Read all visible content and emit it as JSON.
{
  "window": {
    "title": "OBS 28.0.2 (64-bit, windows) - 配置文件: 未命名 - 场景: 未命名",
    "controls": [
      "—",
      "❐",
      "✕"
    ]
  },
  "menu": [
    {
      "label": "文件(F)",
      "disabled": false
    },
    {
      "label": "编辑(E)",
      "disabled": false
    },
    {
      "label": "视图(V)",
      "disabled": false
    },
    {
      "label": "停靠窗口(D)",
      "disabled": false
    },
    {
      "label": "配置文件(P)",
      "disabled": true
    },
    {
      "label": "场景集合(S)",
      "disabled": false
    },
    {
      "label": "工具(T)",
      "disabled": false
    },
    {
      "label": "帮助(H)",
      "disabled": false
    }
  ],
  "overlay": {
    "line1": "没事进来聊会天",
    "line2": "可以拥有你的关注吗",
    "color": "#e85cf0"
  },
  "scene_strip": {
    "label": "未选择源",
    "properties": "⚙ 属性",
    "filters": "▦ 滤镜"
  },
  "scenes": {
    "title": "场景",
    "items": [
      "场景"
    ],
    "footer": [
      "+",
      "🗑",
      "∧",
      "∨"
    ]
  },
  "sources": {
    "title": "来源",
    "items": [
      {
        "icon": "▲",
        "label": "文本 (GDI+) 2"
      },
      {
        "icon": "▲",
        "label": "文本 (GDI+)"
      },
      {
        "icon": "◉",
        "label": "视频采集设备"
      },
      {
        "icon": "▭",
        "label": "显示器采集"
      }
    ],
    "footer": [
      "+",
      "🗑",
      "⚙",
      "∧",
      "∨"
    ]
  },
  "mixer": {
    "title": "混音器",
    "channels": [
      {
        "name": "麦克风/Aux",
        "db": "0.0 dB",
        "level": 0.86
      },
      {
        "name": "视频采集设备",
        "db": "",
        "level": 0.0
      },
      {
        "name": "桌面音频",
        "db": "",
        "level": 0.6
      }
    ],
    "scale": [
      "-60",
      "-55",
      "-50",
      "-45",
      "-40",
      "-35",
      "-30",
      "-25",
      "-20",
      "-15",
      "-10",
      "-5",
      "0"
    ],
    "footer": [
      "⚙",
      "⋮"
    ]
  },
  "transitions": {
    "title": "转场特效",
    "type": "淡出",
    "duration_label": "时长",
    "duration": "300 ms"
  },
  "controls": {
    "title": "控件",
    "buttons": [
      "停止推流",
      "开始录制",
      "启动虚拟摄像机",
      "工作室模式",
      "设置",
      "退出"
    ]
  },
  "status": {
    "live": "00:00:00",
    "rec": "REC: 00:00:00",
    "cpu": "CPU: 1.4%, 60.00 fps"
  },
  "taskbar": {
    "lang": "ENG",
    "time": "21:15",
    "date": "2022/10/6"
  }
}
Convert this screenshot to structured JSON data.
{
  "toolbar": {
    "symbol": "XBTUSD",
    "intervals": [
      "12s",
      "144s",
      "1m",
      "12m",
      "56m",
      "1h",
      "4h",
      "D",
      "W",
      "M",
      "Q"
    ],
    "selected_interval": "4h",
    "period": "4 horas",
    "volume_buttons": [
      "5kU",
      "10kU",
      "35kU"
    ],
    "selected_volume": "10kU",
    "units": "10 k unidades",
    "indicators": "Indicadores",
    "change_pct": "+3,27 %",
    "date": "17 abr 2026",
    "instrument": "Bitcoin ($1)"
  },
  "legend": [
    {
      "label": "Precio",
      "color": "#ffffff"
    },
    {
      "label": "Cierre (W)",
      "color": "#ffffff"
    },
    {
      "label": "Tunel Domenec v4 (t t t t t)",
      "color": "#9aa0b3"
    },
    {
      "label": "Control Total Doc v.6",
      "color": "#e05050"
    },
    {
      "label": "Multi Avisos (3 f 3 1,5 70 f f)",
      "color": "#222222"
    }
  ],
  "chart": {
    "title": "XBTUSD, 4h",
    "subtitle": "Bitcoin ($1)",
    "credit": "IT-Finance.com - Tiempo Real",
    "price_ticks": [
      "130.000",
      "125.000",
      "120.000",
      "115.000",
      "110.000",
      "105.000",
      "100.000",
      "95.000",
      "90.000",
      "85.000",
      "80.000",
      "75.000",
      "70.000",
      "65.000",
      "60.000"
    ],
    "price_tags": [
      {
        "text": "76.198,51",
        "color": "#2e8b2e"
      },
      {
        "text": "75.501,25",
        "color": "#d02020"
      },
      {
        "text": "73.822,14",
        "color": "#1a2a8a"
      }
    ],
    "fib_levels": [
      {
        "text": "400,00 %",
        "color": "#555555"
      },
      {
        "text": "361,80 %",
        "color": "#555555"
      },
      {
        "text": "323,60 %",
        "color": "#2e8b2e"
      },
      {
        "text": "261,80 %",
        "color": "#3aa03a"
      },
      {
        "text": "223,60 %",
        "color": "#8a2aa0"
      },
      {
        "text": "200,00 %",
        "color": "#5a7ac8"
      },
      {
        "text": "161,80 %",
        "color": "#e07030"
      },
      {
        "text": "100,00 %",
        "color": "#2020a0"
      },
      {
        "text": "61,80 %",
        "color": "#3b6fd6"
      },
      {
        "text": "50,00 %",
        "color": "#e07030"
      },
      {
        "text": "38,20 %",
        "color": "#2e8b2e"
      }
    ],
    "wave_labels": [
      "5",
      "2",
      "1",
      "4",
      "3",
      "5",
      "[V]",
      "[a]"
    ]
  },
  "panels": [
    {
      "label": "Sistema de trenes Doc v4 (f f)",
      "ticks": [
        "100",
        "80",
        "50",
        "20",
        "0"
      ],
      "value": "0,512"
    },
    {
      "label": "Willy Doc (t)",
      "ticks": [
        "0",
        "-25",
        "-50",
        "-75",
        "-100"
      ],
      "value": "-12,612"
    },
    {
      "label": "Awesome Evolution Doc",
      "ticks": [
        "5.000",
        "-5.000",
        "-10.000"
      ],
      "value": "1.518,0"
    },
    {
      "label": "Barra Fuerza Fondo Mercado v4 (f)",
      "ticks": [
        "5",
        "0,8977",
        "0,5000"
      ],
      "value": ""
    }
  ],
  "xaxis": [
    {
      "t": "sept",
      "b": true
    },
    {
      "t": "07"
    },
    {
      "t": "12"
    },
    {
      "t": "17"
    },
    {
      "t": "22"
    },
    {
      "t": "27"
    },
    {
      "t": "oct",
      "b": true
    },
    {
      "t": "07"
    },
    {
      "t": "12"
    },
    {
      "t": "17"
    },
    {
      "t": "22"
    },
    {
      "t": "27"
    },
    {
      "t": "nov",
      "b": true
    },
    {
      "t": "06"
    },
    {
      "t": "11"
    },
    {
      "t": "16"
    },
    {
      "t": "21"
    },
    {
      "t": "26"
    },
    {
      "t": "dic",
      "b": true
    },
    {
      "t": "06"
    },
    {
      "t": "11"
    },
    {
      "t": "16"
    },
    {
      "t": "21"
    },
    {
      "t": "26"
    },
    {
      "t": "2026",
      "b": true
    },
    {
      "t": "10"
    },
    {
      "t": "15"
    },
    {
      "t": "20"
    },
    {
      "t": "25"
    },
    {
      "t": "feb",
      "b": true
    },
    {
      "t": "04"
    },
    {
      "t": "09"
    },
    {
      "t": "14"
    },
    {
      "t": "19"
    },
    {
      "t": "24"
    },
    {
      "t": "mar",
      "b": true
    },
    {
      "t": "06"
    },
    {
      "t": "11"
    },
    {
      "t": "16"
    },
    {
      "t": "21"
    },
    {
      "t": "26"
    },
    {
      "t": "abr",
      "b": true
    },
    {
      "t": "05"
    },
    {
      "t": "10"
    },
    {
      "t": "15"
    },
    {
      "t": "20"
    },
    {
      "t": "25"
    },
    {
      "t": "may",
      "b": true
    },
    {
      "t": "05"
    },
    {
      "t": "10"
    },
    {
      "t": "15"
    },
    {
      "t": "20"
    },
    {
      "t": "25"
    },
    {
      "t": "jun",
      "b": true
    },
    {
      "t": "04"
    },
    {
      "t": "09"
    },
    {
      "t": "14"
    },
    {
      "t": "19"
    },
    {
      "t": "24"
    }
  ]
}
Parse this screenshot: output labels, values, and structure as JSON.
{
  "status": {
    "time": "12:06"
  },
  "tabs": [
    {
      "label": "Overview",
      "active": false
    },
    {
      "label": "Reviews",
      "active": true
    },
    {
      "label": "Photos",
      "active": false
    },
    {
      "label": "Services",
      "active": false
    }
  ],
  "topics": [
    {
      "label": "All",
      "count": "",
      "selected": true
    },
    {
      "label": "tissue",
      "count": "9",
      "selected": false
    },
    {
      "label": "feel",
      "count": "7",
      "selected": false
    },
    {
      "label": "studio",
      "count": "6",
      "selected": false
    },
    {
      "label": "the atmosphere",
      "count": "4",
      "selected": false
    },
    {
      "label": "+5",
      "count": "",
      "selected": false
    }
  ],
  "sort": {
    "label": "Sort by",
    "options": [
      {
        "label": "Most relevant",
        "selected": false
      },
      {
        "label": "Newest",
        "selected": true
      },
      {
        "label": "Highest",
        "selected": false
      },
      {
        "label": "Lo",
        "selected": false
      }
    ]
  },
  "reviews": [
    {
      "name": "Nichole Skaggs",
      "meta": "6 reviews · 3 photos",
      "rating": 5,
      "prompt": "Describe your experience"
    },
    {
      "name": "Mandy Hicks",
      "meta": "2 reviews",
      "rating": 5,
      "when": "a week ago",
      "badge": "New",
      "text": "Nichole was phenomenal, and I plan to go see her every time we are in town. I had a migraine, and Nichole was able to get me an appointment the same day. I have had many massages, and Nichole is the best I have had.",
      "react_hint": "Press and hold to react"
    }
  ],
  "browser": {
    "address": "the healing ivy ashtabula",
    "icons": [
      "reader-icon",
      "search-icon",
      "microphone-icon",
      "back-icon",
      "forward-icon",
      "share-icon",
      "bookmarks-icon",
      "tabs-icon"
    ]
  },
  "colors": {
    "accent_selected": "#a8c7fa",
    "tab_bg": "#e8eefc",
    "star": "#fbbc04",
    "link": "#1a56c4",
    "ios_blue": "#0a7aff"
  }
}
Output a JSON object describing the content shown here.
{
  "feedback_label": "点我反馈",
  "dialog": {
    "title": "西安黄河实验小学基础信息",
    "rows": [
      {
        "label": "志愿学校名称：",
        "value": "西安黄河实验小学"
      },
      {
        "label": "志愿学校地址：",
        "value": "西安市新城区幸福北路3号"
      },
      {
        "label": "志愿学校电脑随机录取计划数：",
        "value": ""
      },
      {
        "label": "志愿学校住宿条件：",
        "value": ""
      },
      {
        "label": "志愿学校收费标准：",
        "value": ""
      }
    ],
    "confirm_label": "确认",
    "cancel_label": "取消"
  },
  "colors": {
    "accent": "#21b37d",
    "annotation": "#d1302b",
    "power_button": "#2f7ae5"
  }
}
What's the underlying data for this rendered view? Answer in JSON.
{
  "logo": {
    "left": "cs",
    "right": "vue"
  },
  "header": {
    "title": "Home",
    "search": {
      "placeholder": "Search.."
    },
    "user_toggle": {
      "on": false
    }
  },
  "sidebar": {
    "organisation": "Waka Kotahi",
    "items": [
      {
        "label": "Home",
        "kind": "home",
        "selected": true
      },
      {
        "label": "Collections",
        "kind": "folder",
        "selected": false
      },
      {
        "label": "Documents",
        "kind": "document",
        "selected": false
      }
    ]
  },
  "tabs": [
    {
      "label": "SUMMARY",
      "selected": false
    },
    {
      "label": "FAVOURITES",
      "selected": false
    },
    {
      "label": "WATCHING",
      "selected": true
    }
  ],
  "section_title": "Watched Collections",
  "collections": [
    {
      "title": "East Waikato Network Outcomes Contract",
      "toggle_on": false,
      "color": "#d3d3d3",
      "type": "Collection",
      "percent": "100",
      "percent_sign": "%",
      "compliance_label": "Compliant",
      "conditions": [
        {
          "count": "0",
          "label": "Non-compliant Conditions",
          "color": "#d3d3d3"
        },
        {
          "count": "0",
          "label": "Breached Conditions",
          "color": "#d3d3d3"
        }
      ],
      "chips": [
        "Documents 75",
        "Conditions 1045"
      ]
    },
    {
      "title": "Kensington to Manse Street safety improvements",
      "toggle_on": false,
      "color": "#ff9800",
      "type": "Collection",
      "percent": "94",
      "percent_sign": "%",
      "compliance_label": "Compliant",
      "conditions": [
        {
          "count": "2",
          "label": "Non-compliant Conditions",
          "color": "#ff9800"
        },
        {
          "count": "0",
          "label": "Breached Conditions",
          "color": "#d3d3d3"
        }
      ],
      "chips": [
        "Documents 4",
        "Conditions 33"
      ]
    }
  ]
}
※ ※ ※
= Exercise objective =
Collect every line from the records above that contains the word "name".

= Task output =
        "name": "麦克风/Aux",
        "name": "视频采集设备",
        "name": "桌面音频",
      "name": "Nichole Skaggs",
      "name": "Mandy Hicks",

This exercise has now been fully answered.